▸ **FRAGMENTO SELECCIONADO**:
Cada uno con su textura y sabor

02 Septiembre 2010
Los quesos blandos.- Son los que tienen abundante materia grasa y humedad. La textura es muy cremosa. Los quesos que pertenecen a esta variedad son el Camembert, el Cuartirolo y el Fontina. En esta categoría entran los semiblandos como el Port Salut y el Mozzarella. Las características de estos quesos los hacen ideales para ser usados en pizzas, budines, terrinas, arroces, polentas y fondues.

Los quesos duros.- Son muy grasos pero con muy poca humedad. Presentan sabores suaves o fuertes y texturas flexibles o desmenuzadas. Algunos quesos de este tipo tienen agujeros producidos por una bacteria durante la maduración. En esta categoría están: el Emmenthal, el Parmesano, el Reggianito, el Sardo, el Provolone y el Pecorino. Aquí entran igual los semiduros, como el Chedar, el Fontina y el Pategrás. Cuando se los compra hay que verificar que no sean muy salados o amargos. Los quesos duros son apropiados para rallar, preparar salsas y gratinar carnes, y los semiduros para fondue.

Los quesos azules.- Son aquellos a los que se les introduce un cultivo bacteriano para generar las características vetas azules. Son intensos. No deben oler a amoníaco ni tener sabor terroso ni muy salado. En esta variedad encontramos: el Roquefort y el Cabrales. A estos quesos los podemos aprovechar para tablas y entradas frías. Nunca los sirvamos junto a otros quesos porque su sabor es invasivo.

Los quesos frescos.-Estos son sin madurar y sin corteza, la consistencia va desde la cremosa y homogénea hasta otra mucho más densa. El queso fresco tiene que ser húmedo, blando y sin moho. En esta variedad encontramos: el queso Crema, el Mascarpone, la Ricota y el Fundido. Estos quesos son muy aptos para ser incorporados en ensaladas y para elaborar salsas livianas y frías para acompañar carnes.

Los quesos de cabra y de oveja.- son aquellos que se preparan con leche de cabra y oveja. El de cabra tiene un sabor muy fuerte y el segundo es mucho más suave.

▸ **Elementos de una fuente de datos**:

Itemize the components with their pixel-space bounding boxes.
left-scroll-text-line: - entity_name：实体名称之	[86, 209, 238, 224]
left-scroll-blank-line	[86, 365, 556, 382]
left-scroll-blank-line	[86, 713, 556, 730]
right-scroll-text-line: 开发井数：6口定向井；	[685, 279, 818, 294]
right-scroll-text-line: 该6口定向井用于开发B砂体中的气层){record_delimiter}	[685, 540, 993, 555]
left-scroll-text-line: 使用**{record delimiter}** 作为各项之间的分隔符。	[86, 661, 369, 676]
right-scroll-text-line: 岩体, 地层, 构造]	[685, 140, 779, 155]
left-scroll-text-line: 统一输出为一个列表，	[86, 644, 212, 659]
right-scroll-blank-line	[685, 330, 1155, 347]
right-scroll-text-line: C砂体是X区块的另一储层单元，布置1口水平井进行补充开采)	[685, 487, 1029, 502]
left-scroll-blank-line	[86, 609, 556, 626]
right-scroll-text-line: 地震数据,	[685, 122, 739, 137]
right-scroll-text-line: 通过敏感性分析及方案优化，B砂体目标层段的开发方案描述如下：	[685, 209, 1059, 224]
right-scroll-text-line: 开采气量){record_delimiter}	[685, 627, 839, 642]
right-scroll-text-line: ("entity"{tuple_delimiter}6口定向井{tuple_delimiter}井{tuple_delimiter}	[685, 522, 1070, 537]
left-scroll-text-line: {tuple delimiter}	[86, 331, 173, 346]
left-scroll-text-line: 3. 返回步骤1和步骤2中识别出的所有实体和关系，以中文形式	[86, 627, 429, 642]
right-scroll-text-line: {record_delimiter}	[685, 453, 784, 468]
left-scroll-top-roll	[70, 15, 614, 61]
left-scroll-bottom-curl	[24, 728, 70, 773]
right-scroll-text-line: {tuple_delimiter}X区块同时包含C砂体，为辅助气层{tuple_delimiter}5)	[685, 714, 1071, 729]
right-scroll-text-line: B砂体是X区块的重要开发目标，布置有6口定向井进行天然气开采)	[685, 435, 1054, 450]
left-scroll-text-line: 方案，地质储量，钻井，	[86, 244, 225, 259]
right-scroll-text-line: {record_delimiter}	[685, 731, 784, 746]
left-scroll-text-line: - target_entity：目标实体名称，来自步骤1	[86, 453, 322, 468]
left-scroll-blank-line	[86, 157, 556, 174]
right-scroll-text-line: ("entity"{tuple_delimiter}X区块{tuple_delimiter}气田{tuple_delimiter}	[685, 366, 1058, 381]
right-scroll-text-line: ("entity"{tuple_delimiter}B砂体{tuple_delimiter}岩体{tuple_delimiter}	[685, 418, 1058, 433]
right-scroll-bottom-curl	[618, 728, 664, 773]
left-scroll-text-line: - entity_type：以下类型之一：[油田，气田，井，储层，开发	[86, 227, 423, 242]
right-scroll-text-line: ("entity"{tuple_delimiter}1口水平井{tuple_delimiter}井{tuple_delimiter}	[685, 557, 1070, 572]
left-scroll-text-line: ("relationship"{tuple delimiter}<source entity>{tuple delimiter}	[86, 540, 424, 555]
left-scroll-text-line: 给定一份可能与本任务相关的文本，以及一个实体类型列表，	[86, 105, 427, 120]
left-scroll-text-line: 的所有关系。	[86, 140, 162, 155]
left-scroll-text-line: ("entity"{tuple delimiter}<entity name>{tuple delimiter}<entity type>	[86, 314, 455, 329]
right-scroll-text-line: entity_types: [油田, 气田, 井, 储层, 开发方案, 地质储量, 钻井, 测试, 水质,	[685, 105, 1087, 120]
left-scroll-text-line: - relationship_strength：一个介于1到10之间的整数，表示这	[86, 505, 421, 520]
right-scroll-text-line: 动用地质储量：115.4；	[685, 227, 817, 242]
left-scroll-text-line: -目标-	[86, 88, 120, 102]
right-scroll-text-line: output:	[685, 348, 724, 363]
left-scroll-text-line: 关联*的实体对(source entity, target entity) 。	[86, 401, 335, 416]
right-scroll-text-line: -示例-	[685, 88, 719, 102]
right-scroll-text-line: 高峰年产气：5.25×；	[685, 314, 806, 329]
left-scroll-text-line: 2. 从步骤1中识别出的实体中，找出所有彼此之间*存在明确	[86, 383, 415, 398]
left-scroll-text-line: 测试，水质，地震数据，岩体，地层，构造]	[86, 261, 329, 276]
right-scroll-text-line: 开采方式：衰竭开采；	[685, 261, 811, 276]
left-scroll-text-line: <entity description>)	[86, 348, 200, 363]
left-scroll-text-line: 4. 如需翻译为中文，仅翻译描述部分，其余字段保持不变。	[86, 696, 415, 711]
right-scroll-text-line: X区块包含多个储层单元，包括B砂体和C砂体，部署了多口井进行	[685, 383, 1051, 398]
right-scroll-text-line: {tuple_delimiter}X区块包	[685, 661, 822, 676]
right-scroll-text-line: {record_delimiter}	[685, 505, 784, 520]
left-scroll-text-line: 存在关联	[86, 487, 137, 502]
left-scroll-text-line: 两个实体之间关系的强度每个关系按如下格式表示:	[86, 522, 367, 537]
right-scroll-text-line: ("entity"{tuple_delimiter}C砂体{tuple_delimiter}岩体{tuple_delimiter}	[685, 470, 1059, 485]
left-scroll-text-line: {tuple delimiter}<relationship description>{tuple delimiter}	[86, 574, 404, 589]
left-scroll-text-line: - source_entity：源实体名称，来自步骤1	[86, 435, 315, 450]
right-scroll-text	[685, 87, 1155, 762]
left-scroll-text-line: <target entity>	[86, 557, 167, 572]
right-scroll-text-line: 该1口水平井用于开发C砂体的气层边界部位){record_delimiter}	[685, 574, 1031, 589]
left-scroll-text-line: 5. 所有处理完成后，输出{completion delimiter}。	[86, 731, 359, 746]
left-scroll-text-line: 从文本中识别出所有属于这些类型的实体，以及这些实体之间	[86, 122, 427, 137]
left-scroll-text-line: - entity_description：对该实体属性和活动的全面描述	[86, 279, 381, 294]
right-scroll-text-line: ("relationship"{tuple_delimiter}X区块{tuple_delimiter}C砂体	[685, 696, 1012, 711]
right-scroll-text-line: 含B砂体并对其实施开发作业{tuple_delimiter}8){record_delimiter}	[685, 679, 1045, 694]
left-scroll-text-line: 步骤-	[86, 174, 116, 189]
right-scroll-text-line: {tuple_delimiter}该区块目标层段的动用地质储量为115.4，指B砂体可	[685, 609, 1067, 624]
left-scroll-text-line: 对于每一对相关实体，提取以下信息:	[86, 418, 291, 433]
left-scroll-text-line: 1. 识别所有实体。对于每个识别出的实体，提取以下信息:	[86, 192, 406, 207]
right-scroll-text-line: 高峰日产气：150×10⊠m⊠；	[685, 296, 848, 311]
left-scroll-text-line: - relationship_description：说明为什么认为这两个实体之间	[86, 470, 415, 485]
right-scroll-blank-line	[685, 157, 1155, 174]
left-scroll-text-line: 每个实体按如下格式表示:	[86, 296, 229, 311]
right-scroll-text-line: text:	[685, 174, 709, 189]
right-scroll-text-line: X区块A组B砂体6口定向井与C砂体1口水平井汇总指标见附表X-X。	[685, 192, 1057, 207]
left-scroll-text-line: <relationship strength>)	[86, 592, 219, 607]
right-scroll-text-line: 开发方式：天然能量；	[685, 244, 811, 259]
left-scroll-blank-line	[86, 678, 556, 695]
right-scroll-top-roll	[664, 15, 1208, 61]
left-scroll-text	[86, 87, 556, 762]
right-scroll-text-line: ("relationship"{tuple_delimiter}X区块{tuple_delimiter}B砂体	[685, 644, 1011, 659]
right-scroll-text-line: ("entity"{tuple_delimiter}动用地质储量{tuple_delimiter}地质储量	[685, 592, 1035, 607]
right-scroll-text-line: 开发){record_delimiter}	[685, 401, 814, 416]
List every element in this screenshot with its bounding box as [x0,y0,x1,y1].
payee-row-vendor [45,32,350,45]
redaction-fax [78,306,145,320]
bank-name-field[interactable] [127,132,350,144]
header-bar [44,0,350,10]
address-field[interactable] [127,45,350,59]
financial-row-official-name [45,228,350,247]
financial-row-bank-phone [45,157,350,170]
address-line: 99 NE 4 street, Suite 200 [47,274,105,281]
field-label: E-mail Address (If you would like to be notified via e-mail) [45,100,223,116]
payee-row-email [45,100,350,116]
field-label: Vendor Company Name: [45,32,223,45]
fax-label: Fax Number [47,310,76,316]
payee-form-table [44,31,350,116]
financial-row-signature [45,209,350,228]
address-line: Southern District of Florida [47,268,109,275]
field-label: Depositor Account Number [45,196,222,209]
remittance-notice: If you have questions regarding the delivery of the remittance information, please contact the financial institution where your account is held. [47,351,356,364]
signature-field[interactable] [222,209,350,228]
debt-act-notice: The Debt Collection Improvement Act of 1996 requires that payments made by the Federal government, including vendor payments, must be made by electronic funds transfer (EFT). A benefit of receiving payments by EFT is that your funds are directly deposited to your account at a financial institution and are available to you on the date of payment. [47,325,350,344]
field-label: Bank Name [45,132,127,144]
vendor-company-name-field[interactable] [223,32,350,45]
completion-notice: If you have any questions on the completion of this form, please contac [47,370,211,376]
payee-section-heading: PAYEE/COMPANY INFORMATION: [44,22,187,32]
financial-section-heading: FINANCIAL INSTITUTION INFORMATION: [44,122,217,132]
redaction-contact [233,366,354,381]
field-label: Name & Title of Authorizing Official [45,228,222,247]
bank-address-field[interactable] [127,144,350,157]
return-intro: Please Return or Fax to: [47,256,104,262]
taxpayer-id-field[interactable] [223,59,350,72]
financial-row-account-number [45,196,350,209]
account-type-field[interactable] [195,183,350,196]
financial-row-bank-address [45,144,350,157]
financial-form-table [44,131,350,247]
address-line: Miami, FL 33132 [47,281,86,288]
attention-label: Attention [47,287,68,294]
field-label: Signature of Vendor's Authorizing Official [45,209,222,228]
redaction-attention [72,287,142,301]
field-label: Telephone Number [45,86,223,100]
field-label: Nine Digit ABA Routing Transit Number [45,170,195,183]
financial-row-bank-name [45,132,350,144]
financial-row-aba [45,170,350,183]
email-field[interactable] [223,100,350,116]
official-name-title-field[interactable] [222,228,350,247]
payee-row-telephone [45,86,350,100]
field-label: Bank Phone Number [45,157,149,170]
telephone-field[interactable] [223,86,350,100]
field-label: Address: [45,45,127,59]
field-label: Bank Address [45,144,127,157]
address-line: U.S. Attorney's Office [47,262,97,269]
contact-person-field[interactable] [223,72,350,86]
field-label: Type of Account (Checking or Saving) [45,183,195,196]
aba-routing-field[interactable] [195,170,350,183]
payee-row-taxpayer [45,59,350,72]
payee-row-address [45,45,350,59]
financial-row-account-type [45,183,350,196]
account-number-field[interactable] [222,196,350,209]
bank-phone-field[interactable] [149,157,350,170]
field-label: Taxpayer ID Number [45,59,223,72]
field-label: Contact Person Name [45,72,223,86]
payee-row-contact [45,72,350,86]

▸ **CONSIGNA 1**: Indica si cada afirmación concuerda con el texto sobre los quesos. Responde sí o no y cita literalmente las palabras del texto que lo deciden: (a) El Camembert pertenece a los quesos blandos. (b) Conviene servir los quesos azules junto a otros quesos. (c) El queso de oveja tiene un sabor más fuerte que el de cabra.
▸ **CONSIGNA 2**: Repite sin ningún cambio el pasaje del texto sobre los quesos que va desde "Los quesos duros.- Son" hasta "semiduros para fondue.", ambos incluidos.

▸ **RESPUESTA ESCRITA 1**:
(a) Sí: "Los quesos que pertenecen a esta variedad son el Camembert, el Cuartirolo y el Fontina."
(b) No: "Nunca los sirvamos junto a otros quesos porque su sabor es invasivo."
(c) No: "El de cabra tiene un sabor muy fuerte y el segundo es mucho más suave."

▸ **RESPUESTA ESCRITA 2**:
Los quesos duros.- Son muy grasos pero con muy poca humedad. Presentan sabores suaves o fuertes y texturas flexibles o desmenuzadas. Algunos quesos de este tipo tienen agujeros producidos por una bacteria durante la maduración. En esta categoría están: el Emmenthal, el Parmesano, el Reggianito, el Sardo, el Provolone y el Pecorino. Aquí entran igual los semiduros, como el Chedar, el Fontina y el Pategrás. Cuando se los compra hay que verificar que no sean muy salados o amargos. Los quesos duros son apropiados para rallar, preparar salsas y gratinar carnes, y los semiduros para fondue.